/---

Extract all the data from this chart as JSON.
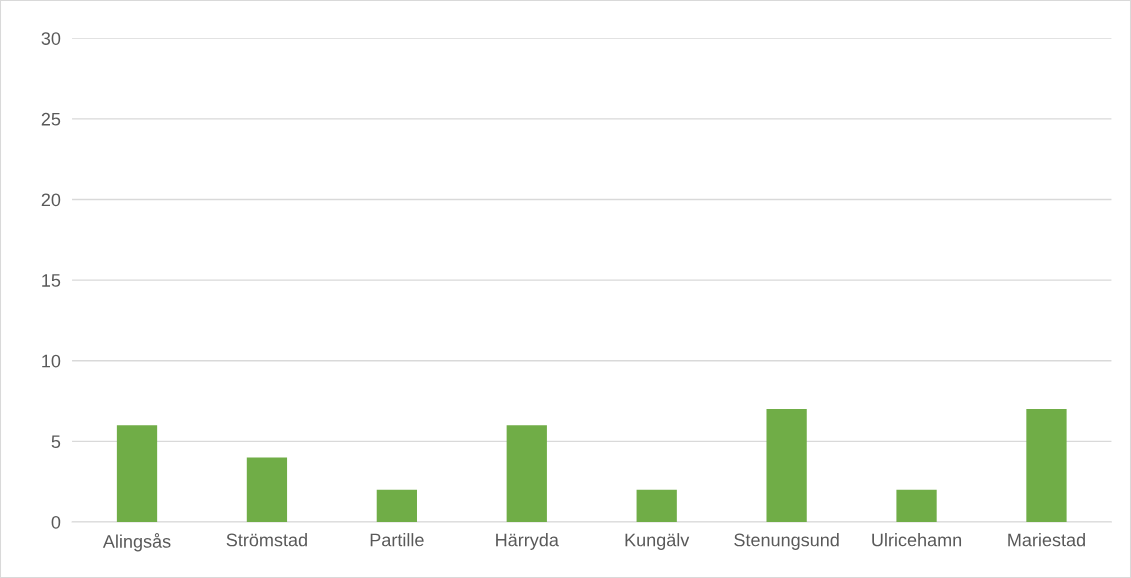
{
  "chart_data": {
    "type": "bar",
    "categories": [
      "Alingsås",
      "Strömstad",
      "Partille",
      "Härryda",
      "Kungälv",
      "Stenungsund",
      "Ulricehamn",
      "Mariestad"
    ],
    "values": [
      6,
      4,
      2,
      6,
      2,
      7,
      2,
      7
    ],
    "color": "#70ad47",
    "ylim": [
      0,
      30
    ],
    "yticks": [
      0,
      5,
      10,
      15,
      20,
      25,
      30
    ],
    "grid": "y"
  }
}
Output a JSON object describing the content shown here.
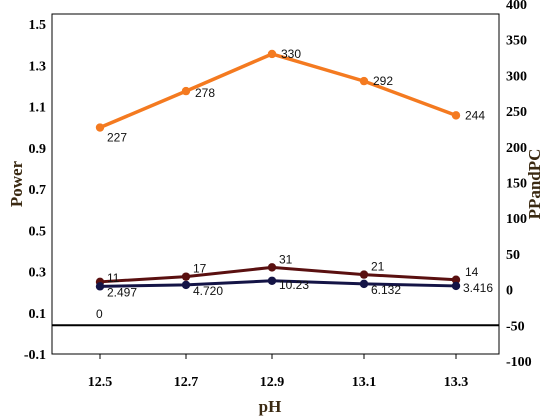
{
  "chart_data": {
    "type": "line",
    "x": [
      "12.5",
      "12.7",
      "12.9",
      "13.1",
      "13.3"
    ],
    "xlabel": "pH",
    "y_left_label": "Power",
    "y_right_label": "PPandPC",
    "y_left_ticks": [
      "-0.1",
      "0.1",
      "0.3",
      "0.5",
      "0.7",
      "0.9",
      "1.1",
      "1.3",
      "1.5"
    ],
    "y_right_ticks": [
      "-100",
      "-50",
      "0",
      "50",
      "100",
      "150",
      "200",
      "250",
      "300",
      "350",
      "400"
    ],
    "y_left_range": [
      -0.1,
      1.5
    ],
    "y_right_range": [
      -100,
      400
    ],
    "series": [
      {
        "axis": "right",
        "color": "#f47a20",
        "values": [
          227,
          278,
          330,
          292,
          244
        ],
        "labels": [
          "227",
          "278",
          "330",
          "292",
          "244"
        ]
      },
      {
        "axis": "left",
        "color": "#5a1010",
        "values": [
          0.25,
          0.275,
          0.32,
          0.285,
          0.26
        ],
        "labels": [
          "11",
          "17",
          "31",
          "21",
          "14"
        ]
      },
      {
        "axis": "left",
        "color": "#141446",
        "values": [
          0.228,
          0.235,
          0.255,
          0.24,
          0.23
        ],
        "labels": [
          "2.497",
          "4.720",
          "10.23",
          "6.132",
          "3.416"
        ]
      }
    ],
    "annotations": [
      {
        "text": "0",
        "at_x": "12.5"
      }
    ],
    "reference_line": {
      "axis": "right",
      "value": -50,
      "color": "#000000"
    },
    "grid": false
  }
}
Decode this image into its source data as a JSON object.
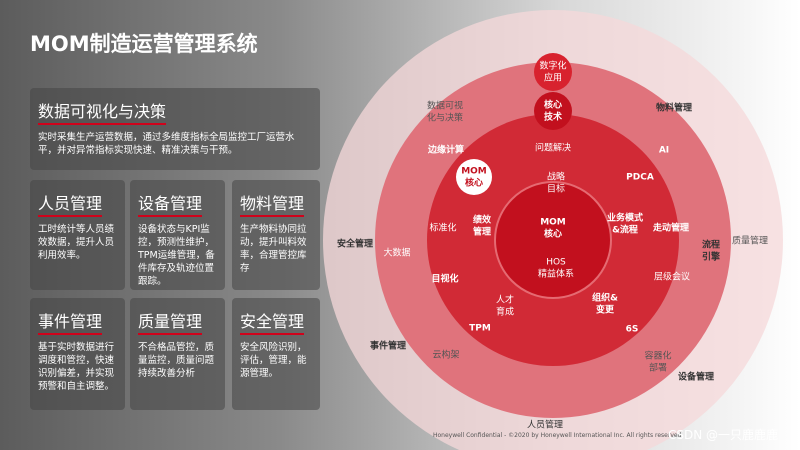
{
  "header": {
    "title": "MOM制造运营管理系统"
  },
  "panels": [
    {
      "title": "数据可视化与决策",
      "text": "实时采集生产运营数据，通过多维度指标全局监控工厂运营水平，并对异常指标实现快速、精准决策与干预。"
    },
    {
      "title": "人员管理",
      "text": "工时统计等人员绩效数据，提升人员利用效率。"
    },
    {
      "title": "设备管理",
      "text": "设备状态与KPI监控，预测性维护，TPM运维管理，备件库存及轨迹位置跟踪。"
    },
    {
      "title": "物料管理",
      "text": "生产物料协同拉动，提升叫料效率，合理管控库存"
    },
    {
      "title": "事件管理",
      "text": "基于实时数据进行调度和管控，快速识别偏差，并实现预警和自主调整。"
    },
    {
      "title": "质量管理",
      "text": "不合格品管控，质量监控，质量问题持续改善分析"
    },
    {
      "title": "安全管理",
      "text": "安全风险识别，评估，管理，能源管理。"
    }
  ],
  "diagram": {
    "labels": [
      {
        "lines": [
          "数字化",
          "应用"
        ]
      },
      {
        "lines": [
          "核心",
          "技术"
        ]
      },
      {
        "lines": [
          "数据可视",
          "化与决策"
        ]
      },
      {
        "lines": [
          "物料管理"
        ]
      },
      {
        "lines": [
          "边缘计算"
        ]
      },
      {
        "lines": [
          "问题解决"
        ]
      },
      {
        "lines": [
          "AI"
        ]
      },
      {
        "lines": [
          "MOM",
          "核心"
        ]
      },
      {
        "lines": [
          "战略",
          "目标"
        ]
      },
      {
        "lines": [
          "PDCA"
        ]
      },
      {
        "lines": [
          "标准化"
        ]
      },
      {
        "lines": [
          "绩效",
          "管理"
        ]
      },
      {
        "lines": [
          "MOM",
          "核心"
        ]
      },
      {
        "lines": [
          "业务模式",
          "&流程"
        ]
      },
      {
        "lines": [
          "走动管理"
        ]
      },
      {
        "lines": [
          "流程",
          "引擎"
        ]
      },
      {
        "lines": [
          "安全管理"
        ]
      },
      {
        "lines": [
          "大数据"
        ]
      },
      {
        "lines": [
          "质量管理"
        ]
      },
      {
        "lines": [
          "HOS",
          "精益体系"
        ]
      },
      {
        "lines": [
          "层级会议"
        ]
      },
      {
        "lines": [
          "目视化"
        ]
      },
      {
        "lines": [
          "人才",
          "育成"
        ]
      },
      {
        "lines": [
          "组织&",
          "变更"
        ]
      },
      {
        "lines": [
          "TPM"
        ]
      },
      {
        "lines": [
          "6S"
        ]
      },
      {
        "lines": [
          "事件管理"
        ]
      },
      {
        "lines": [
          "云构架"
        ]
      },
      {
        "lines": [
          "容器化",
          "部署"
        ]
      },
      {
        "lines": [
          "设备管理"
        ]
      },
      {
        "lines": [
          "人员管理"
        ]
      }
    ]
  },
  "footer": {
    "text": "Honeywell Confidential - ©2020 by Honeywell International Inc. All rights reserved.",
    "watermark": "CSDN @一只鹿鹿鹿"
  }
}
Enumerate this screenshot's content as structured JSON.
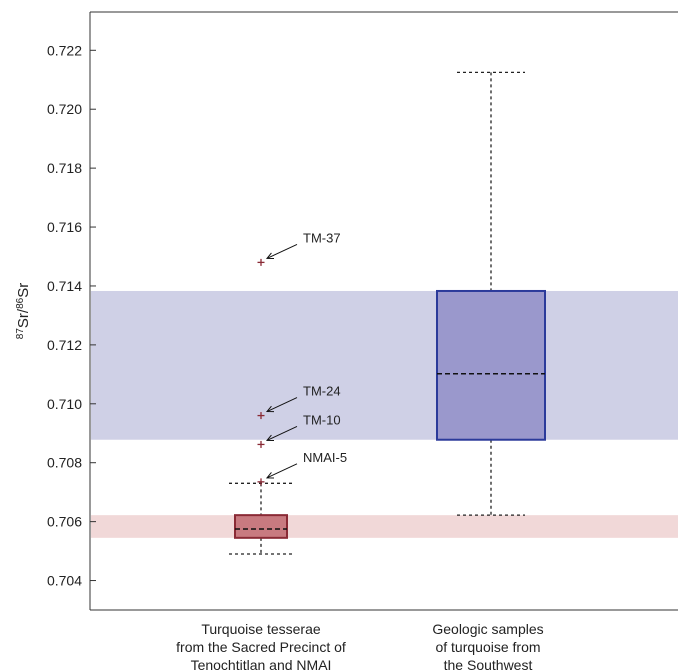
{
  "chart_data": {
    "type": "box",
    "ylabel": {
      "base1": "Sr",
      "sup1": "87",
      "base2": "Sr",
      "sup2": "86",
      "sep": "/"
    },
    "ylim": [
      0.703,
      0.7233
    ],
    "yticks": [
      0.704,
      0.706,
      0.708,
      0.71,
      0.712,
      0.714,
      0.716,
      0.718,
      0.72,
      0.722
    ],
    "categories": [
      {
        "lines": [
          "Turquoise tesserae",
          "from the Sacred Precinct of",
          "Tenochtitlan and NMAI"
        ],
        "whisker_low": 0.7049,
        "q1": 0.70545,
        "median": 0.70575,
        "q3": 0.70622,
        "whisker_high": 0.7073,
        "fill": "#c87a80",
        "stroke": "#8a2a35",
        "outliers": [
          {
            "label": "NMAI-5",
            "value": 0.70735
          },
          {
            "label": "TM-10",
            "value": 0.70862
          },
          {
            "label": "TM-24",
            "value": 0.7096
          },
          {
            "label": "TM-37",
            "value": 0.7148
          }
        ]
      },
      {
        "lines": [
          "Geologic samples",
          "of turquoise from",
          "the Southwest"
        ],
        "whisker_low": 0.70622,
        "q1": 0.70878,
        "median": 0.71102,
        "q3": 0.71383,
        "whisker_high": 0.72125,
        "fill": "#9a98cc",
        "stroke": "#2b3a9a",
        "outliers": []
      }
    ],
    "bands": [
      {
        "from": 0.70878,
        "to": 0.71383,
        "color": "#cfd0e6"
      },
      {
        "from": 0.70545,
        "to": 0.70622,
        "color": "#f1d8d8"
      }
    ],
    "outlier_color": "#8a2a35"
  }
}
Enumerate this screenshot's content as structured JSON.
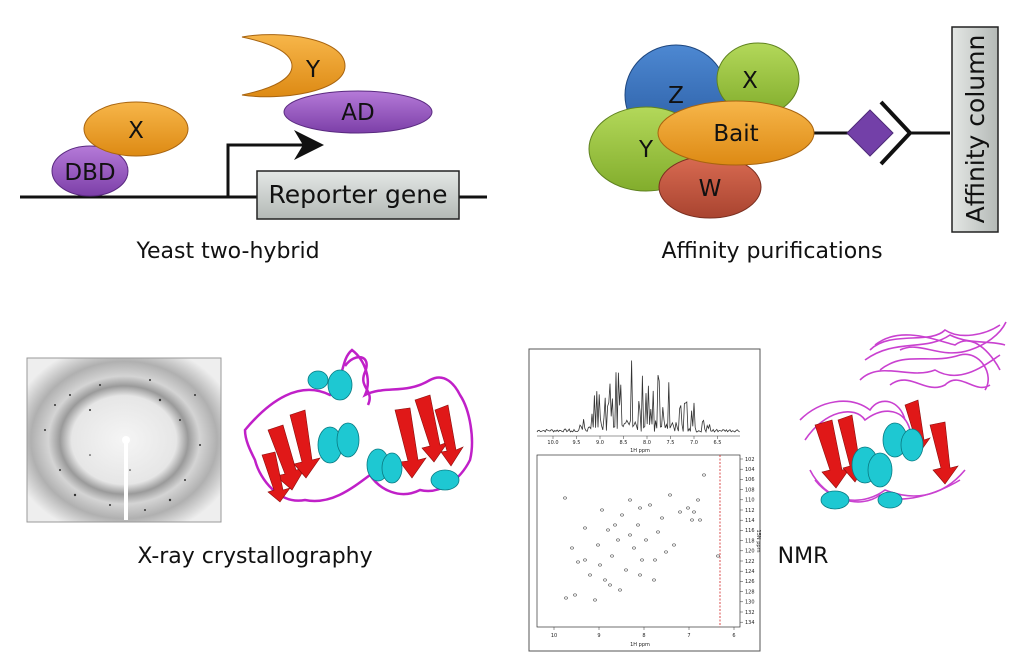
{
  "panels": {
    "y2h": {
      "caption": "Yeast two-hybrid",
      "dbd": "DBD",
      "x": "X",
      "y": "Y",
      "ad": "AD",
      "reporter": "Reporter gene"
    },
    "affinity": {
      "caption": "Affinity purifications",
      "z": "Z",
      "x": "X",
      "y": "Y",
      "bait": "Bait",
      "w": "W",
      "column": "Affinity column"
    },
    "xray": {
      "caption": "X-ray crystallography"
    },
    "nmr": {
      "caption": "NMR",
      "axis_1h": "1H ppm",
      "axis_1h_bottom": "1H ppm",
      "axis_15n": "15N ppm",
      "top_ticks": [
        "10.0",
        "9.5",
        "9.0",
        "8.5",
        "8.0",
        "7.5",
        "7.0",
        "6.5"
      ],
      "bottom_ticks": [
        "10",
        "9",
        "8",
        "7",
        "6"
      ],
      "right_ticks": [
        "102",
        "104",
        "106",
        "108",
        "110",
        "112",
        "114",
        "116",
        "118",
        "120",
        "122",
        "124",
        "126",
        "128",
        "130",
        "132",
        "134"
      ]
    }
  },
  "colors": {
    "orange": "#f0a028",
    "purple": "#9d59c4",
    "blue": "#3c73bd",
    "green": "#9cc742",
    "red": "#c8563f",
    "diamond": "#7340a8",
    "helix": "#1ec8d2",
    "strand": "#e01818",
    "loop": "#c020c8"
  }
}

\---

• Task directions: Identify every line above with the string "this" in it. Copy those lines.

• Task result:
Extract all the data from this chart as JSON.
Decode this image into its source data as a JSON object.
Enumerate this screenshot's content as structured JSON.
Enumerate this screenshot's content as structured JSON.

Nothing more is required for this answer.